--- Start Given data ---
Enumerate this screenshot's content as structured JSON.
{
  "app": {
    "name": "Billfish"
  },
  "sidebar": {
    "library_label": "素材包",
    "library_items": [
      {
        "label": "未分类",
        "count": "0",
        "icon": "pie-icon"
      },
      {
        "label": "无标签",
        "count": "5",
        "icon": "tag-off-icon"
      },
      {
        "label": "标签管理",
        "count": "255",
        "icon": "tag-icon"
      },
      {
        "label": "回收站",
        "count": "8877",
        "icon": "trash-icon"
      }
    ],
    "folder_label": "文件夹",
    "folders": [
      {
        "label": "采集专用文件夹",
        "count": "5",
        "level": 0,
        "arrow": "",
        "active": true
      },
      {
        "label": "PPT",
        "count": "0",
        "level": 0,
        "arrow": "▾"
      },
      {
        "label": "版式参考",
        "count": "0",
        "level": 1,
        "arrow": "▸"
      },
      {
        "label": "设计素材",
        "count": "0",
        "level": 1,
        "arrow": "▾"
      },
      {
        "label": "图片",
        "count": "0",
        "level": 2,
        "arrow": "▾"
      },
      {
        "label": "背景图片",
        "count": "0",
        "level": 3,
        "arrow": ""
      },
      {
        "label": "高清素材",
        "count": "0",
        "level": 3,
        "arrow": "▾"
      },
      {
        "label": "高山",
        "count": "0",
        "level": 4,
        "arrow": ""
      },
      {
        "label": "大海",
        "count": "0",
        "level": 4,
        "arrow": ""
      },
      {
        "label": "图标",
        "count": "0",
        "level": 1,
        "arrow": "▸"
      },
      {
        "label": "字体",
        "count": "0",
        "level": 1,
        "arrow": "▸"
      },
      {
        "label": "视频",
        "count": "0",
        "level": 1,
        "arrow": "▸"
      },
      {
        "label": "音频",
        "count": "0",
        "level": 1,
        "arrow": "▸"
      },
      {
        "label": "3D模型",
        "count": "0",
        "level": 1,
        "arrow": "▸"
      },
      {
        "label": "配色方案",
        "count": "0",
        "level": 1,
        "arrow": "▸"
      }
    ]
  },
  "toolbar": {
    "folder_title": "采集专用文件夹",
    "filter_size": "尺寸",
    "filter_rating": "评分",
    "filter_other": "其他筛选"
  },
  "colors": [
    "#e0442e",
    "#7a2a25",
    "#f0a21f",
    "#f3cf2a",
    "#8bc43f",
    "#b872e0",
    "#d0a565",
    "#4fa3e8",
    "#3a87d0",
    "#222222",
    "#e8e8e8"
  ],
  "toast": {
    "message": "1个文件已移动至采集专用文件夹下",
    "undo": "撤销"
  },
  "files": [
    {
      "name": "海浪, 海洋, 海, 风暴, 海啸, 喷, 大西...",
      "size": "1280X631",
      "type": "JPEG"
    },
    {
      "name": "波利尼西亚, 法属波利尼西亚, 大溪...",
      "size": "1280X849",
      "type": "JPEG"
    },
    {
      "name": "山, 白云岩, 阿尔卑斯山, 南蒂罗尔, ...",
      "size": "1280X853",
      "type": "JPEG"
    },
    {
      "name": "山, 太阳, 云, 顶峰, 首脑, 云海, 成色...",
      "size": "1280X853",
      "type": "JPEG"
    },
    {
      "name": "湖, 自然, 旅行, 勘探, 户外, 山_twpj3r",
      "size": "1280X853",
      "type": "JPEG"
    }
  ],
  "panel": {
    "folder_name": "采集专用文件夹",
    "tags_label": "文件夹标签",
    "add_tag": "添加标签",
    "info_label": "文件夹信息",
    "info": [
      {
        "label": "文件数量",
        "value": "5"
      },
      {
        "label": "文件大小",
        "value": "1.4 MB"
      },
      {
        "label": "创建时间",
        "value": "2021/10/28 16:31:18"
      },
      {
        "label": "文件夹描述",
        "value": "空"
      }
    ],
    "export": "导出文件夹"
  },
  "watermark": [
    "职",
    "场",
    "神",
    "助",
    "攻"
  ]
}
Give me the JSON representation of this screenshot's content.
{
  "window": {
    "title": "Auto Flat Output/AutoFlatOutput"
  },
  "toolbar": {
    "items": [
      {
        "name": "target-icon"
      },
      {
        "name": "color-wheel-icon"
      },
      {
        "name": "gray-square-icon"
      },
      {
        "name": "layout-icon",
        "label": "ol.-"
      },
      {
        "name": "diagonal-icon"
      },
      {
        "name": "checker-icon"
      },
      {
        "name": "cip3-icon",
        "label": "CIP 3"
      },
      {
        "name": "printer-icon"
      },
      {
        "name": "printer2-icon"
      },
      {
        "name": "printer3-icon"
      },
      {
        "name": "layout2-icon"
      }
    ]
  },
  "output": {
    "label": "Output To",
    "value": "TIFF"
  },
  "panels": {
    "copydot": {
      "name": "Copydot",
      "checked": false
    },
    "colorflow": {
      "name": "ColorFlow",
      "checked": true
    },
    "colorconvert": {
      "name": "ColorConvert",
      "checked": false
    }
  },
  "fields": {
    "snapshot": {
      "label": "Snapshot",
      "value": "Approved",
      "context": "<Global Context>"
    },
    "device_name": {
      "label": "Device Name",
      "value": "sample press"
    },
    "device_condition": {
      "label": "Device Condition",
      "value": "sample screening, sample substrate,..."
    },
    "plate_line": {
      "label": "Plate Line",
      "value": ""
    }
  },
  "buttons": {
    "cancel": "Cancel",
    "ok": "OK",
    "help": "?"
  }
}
--- End Given data ---
> Do this
Take the data above and return it exactly.

> Full output
Enumerate this screenshot's content as structured JSON.
{
  "app": {
    "name": "Billfish"
  },
  "sidebar": {
    "library_label": "素材包",
    "library_items": [
      {
        "label": "未分类",
        "count": "0",
        "icon": "pie-icon"
      },
      {
        "label": "无标签",
        "count": "5",
        "icon": "tag-off-icon"
      },
      {
        "label": "标签管理",
        "count": "255",
        "icon": "tag-icon"
      },
      {
        "label": "回收站",
        "count": "8877",
        "icon": "trash-icon"
      }
    ],
    "folder_label": "文件夹",
    "folders": [
      {
        "label": "采集专用文件夹",
        "count": "5",
        "level": 0,
        "arrow": "",
        "active": true
      },
      {
        "label": "PPT",
        "count": "0",
        "level": 0,
        "arrow": "▾"
      },
      {
        "label": "版式参考",
        "count": "0",
        "level": 1,
        "arrow": "▸"
      },
      {
        "label": "设计素材",
        "count": "0",
        "level": 1,
        "arrow": "▾"
      },
      {
        "label": "图片",
        "count": "0",
        "level": 2,
        "arrow": "▾"
      },
      {
        "label": "背景图片",
        "count": "0",
        "level": 3,
        "arrow": ""
      },
      {
        "label": "高清素材",
        "count": "0",
        "level": 3,
        "arrow": "▾"
      },
      {
        "label": "高山",
        "count": "0",
        "level": 4,
        "arrow": ""
      },
      {
        "label": "大海",
        "count": "0",
        "level": 4,
        "arrow": ""
      },
      {
        "label": "图标",
        "count": "0",
        "level": 1,
        "arrow": "▸"
      },
      {
        "label": "字体",
        "count": "0",
        "level": 1,
        "arrow": "▸"
      },
      {
        "label": "视频",
        "count": "0",
        "level": 1,
        "arrow": "▸"
      },
      {
        "label": "音频",
        "count": "0",
        "level": 1,
        "arrow": "▸"
      },
      {
        "label": "3D模型",
        "count": "0",
        "level": 1,
        "arrow": "▸"
      },
      {
        "label": "配色方案",
        "count": "0",
        "level": 1,
        "arrow": "▸"
      }
    ]
  },
  "toolbar": {
    "folder_title": "采集专用文件夹",
    "filter_size": "尺寸",
    "filter_rating": "评分",
    "filter_other": "其他筛选"
  },
  "colors": [
    "#e0442e",
    "#7a2a25",
    "#f0a21f",
    "#f3cf2a",
    "#8bc43f",
    "#b872e0",
    "#d0a565",
    "#4fa3e8",
    "#3a87d0",
    "#222222",
    "#e8e8e8"
  ],
  "toast": {
    "message": "1个文件已移动至采集专用文件夹下",
    "undo": "撤销"
  },
  "files": [
    {
      "name": "海浪, 海洋, 海, 风暴, 海啸, 喷, 大西...",
      "size": "1280X631",
      "type": "JPEG"
    },
    {
      "name": "波利尼西亚, 法属波利尼西亚, 大溪...",
      "size": "1280X849",
      "type": "JPEG"
    },
    {
      "name": "山, 白云岩, 阿尔卑斯山, 南蒂罗尔, ...",
      "size": "1280X853",
      "type": "JPEG"
    },
    {
      "name": "山, 太阳, 云, 顶峰, 首脑, 云海, 成色...",
      "size": "1280X853",
      "type": "JPEG"
    },
    {
      "name": "湖, 自然, 旅行, 勘探, 户外, 山_twpj3r",
      "size": "1280X853",
      "type": "JPEG"
    }
  ],
  "panel": {
    "folder_name": "采集专用文件夹",
    "tags_label": "文件夹标签",
    "add_tag": "添加标签",
    "info_label": "文件夹信息",
    "info": [
      {
        "label": "文件数量",
        "value": "5"
      },
      {
        "label": "文件大小",
        "value": "1.4 MB"
      },
      {
        "label": "创建时间",
        "value": "2021/10/28 16:31:18"
      },
      {
        "label": "文件夹描述",
        "value": "空"
      }
    ],
    "export": "导出文件夹"
  },
  "watermark": [
    "职",
    "场",
    "神",
    "助",
    "攻"
  ]
}
Give me the JSON representation of this screenshot's content.
{
  "window": {
    "title": "Auto Flat Output/AutoFlatOutput"
  },
  "toolbar": {
    "items": [
      {
        "name": "target-icon"
      },
      {
        "name": "color-wheel-icon"
      },
      {
        "name": "gray-square-icon"
      },
      {
        "name": "layout-icon",
        "label": "ol.-"
      },
      {
        "name": "diagonal-icon"
      },
      {
        "name": "checker-icon"
      },
      {
        "name": "cip3-icon",
        "label": "CIP 3"
      },
      {
        "name": "printer-icon"
      },
      {
        "name": "printer2-icon"
      },
      {
        "name": "printer3-icon"
      },
      {
        "name": "layout2-icon"
      }
    ]
  },
  "output": {
    "label": "Output To",
    "value": "TIFF"
  },
  "panels": {
    "copydot": {
      "name": "Copydot",
      "checked": false
    },
    "colorflow": {
      "name": "ColorFlow",
      "checked": true
    },
    "colorconvert": {
      "name": "ColorConvert",
      "checked": false
    }
  },
  "fields": {
    "snapshot": {
      "label": "Snapshot",
      "value": "Approved",
      "context": "<Global Context>"
    },
    "device_name": {
      "label": "Device Name",
      "value": "sample press"
    },
    "device_condition": {
      "label": "Device Condition",
      "value": "sample screening, sample substrate,..."
    },
    "plate_line": {
      "label": "Plate Line",
      "value": ""
    }
  },
  "buttons": {
    "cancel": "Cancel",
    "ok": "OK",
    "help": "?"
  }
}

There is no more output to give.